TASK DETAILS. Word for word, transcribe the lines from the one containing "Read all visible content and emit it as JSON." through the end of the entries, both included, and nothing else.

INPUT RECORDS.
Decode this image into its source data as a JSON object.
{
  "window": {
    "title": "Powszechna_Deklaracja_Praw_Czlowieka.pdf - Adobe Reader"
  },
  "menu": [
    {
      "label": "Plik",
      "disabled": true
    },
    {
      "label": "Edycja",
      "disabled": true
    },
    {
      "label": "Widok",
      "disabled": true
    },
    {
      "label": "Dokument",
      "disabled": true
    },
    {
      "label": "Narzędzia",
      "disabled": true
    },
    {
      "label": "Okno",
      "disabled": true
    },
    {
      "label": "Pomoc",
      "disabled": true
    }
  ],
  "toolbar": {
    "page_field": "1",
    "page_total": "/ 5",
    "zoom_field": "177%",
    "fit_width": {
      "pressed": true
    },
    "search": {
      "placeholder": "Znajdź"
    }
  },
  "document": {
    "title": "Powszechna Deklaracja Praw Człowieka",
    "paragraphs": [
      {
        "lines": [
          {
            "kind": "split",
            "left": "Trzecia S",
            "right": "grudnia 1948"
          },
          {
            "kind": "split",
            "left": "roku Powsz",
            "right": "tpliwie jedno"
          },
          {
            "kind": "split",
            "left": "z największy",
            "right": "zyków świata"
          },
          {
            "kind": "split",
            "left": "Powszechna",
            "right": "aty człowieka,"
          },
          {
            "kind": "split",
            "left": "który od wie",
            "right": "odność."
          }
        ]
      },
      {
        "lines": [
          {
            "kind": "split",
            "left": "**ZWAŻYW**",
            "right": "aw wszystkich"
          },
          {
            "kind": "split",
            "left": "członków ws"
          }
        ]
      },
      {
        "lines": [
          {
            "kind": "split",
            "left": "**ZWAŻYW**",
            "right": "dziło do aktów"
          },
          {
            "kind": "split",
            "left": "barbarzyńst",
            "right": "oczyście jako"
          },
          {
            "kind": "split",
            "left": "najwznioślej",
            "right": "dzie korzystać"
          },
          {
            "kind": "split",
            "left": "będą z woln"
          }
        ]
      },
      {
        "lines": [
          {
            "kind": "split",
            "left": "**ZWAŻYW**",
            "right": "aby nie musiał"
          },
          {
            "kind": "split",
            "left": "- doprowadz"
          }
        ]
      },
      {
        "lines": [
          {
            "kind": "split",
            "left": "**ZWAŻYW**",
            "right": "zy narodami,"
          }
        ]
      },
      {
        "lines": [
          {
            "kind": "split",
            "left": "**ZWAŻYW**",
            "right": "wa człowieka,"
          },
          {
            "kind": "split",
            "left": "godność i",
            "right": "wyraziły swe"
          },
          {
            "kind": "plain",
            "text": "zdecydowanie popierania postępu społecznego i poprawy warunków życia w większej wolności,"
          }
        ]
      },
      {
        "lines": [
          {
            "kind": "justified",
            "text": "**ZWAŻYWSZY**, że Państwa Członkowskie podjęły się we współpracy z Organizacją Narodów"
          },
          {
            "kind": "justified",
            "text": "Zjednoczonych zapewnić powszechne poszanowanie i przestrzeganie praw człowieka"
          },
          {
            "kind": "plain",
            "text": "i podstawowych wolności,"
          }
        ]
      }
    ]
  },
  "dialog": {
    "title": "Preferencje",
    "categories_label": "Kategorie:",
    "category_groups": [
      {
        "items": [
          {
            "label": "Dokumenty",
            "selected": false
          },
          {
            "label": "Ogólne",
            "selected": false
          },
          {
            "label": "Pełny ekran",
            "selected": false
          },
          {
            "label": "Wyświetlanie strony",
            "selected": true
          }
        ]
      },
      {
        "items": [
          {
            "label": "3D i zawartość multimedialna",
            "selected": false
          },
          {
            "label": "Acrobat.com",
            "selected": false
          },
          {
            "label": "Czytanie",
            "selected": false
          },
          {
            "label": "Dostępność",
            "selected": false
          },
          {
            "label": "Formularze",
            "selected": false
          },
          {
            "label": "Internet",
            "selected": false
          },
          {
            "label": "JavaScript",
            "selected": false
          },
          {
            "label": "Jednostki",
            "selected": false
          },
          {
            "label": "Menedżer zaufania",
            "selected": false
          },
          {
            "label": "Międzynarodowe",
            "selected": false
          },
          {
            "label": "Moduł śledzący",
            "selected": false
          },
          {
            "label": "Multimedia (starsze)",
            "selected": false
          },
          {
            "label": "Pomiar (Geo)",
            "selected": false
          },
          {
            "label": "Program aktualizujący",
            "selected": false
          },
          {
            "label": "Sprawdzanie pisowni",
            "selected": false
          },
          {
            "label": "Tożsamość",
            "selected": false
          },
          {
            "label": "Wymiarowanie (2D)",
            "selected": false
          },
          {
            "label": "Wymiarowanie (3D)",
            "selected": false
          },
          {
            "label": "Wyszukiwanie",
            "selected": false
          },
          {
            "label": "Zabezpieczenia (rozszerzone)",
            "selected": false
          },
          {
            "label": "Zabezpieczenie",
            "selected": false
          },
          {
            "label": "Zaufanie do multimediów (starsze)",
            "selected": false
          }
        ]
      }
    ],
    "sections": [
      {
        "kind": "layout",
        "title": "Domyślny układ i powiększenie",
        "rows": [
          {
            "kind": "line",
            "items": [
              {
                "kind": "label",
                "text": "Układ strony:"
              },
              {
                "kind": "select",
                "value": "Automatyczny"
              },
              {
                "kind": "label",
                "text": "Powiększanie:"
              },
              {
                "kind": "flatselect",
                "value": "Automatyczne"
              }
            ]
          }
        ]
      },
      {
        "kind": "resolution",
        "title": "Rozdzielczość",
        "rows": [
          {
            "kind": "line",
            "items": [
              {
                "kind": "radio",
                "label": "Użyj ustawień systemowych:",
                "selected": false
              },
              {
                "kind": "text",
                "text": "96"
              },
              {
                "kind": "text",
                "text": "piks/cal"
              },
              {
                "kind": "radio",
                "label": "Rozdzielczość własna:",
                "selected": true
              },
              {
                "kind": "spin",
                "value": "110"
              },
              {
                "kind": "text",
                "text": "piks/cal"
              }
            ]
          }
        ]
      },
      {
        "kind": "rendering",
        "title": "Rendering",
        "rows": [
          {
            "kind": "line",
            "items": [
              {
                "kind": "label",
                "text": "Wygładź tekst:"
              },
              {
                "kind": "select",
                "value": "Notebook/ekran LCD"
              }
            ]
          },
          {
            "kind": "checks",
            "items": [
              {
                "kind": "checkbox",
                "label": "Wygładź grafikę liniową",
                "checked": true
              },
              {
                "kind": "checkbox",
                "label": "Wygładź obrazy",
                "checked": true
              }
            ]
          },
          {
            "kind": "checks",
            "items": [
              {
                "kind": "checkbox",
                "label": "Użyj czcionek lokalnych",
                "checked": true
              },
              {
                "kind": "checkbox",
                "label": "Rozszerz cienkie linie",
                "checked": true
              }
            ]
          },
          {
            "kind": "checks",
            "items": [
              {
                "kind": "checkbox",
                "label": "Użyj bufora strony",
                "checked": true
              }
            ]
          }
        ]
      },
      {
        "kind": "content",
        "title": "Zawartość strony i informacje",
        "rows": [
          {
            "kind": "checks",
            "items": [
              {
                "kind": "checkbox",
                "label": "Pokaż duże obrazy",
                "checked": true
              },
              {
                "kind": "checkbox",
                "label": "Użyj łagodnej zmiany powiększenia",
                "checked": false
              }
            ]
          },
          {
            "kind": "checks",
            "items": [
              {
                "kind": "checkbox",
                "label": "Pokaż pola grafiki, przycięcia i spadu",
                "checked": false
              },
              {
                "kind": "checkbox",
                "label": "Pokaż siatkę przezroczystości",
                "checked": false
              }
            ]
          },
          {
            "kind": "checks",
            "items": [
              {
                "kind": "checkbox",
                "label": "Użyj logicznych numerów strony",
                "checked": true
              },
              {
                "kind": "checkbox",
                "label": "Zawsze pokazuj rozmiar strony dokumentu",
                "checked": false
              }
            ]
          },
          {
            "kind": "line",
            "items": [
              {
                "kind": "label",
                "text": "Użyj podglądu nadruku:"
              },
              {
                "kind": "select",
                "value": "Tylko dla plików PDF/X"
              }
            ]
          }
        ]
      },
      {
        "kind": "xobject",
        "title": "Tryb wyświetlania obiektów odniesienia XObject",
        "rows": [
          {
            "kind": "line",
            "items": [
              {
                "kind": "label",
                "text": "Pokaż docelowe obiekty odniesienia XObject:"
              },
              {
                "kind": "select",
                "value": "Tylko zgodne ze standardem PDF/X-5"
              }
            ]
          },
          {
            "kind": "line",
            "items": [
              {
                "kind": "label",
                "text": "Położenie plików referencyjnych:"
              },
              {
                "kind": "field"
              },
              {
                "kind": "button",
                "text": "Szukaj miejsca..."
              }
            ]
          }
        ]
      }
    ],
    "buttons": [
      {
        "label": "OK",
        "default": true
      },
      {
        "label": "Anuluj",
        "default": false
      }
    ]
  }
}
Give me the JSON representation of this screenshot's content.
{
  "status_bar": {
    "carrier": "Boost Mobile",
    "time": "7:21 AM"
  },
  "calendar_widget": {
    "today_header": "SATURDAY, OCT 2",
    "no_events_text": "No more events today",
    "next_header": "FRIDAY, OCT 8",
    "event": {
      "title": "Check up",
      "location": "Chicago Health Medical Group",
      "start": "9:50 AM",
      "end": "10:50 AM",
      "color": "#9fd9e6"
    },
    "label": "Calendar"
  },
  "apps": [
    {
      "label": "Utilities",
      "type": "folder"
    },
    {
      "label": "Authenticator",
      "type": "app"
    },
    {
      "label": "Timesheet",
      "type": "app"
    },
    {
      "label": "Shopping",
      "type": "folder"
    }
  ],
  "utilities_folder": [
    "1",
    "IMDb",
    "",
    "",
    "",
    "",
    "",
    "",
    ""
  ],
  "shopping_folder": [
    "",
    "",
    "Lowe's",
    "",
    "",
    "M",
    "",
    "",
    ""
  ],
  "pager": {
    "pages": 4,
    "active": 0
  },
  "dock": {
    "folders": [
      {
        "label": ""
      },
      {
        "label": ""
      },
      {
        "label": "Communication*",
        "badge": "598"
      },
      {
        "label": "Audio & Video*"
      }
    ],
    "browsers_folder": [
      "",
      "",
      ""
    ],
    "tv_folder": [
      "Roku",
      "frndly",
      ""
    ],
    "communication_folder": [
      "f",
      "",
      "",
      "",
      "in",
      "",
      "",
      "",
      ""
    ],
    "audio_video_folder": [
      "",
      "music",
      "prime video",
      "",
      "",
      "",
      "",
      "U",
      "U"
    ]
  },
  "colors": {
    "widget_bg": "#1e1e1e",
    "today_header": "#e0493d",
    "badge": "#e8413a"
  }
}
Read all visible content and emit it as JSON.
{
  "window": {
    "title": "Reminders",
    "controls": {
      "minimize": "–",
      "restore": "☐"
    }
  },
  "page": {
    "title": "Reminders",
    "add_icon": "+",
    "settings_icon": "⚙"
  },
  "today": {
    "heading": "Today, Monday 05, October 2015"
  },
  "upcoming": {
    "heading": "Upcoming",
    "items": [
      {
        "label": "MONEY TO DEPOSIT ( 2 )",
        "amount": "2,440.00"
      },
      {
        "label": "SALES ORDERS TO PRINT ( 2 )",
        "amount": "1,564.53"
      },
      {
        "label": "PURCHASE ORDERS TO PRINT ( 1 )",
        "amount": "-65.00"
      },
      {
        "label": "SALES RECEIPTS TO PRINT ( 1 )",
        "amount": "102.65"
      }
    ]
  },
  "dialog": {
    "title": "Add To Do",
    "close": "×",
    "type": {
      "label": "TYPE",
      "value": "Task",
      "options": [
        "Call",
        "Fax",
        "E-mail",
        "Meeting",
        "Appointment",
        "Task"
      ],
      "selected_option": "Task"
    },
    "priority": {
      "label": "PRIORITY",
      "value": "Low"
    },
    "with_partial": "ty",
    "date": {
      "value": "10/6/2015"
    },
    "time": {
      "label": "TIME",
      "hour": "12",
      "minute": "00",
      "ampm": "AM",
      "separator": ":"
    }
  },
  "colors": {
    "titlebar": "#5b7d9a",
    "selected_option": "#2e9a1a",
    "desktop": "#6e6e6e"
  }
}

REPLY TO THE EXERCISE.
Read all visible content and emit it as JSON.
{
  "window": {
    "title": "Reminders",
    "controls": {
      "minimize": "–",
      "restore": "☐"
    }
  },
  "page": {
    "title": "Reminders",
    "add_icon": "+",
    "settings_icon": "⚙"
  },
  "today": {
    "heading": "Today, Monday 05, October 2015"
  },
  "upcoming": {
    "heading": "Upcoming",
    "items": [
      {
        "label": "MONEY TO DEPOSIT ( 2 )",
        "amount": "2,440.00"
      },
      {
        "label": "SALES ORDERS TO PRINT ( 2 )",
        "amount": "1,564.53"
      },
      {
        "label": "PURCHASE ORDERS TO PRINT ( 1 )",
        "amount": "-65.00"
      },
      {
        "label": "SALES RECEIPTS TO PRINT ( 1 )",
        "amount": "102.65"
      }
    ]
  },
  "dialog": {
    "title": "Add To Do",
    "close": "×",
    "type": {
      "label": "TYPE",
      "value": "Task",
      "options": [
        "Call",
        "Fax",
        "E-mail",
        "Meeting",
        "Appointment",
        "Task"
      ],
      "selected_option": "Task"
    },
    "priority": {
      "label": "PRIORITY",
      "value": "Low"
    },
    "with_partial": "ty",
    "date": {
      "value": "10/6/2015"
    },
    "time": {
      "label": "TIME",
      "hour": "12",
      "minute": "00",
      "ampm": "AM",
      "separator": ":"
    }
  },
  "colors": {
    "titlebar": "#5b7d9a",
    "selected_option": "#2e9a1a",
    "desktop": "#6e6e6e"
  }
}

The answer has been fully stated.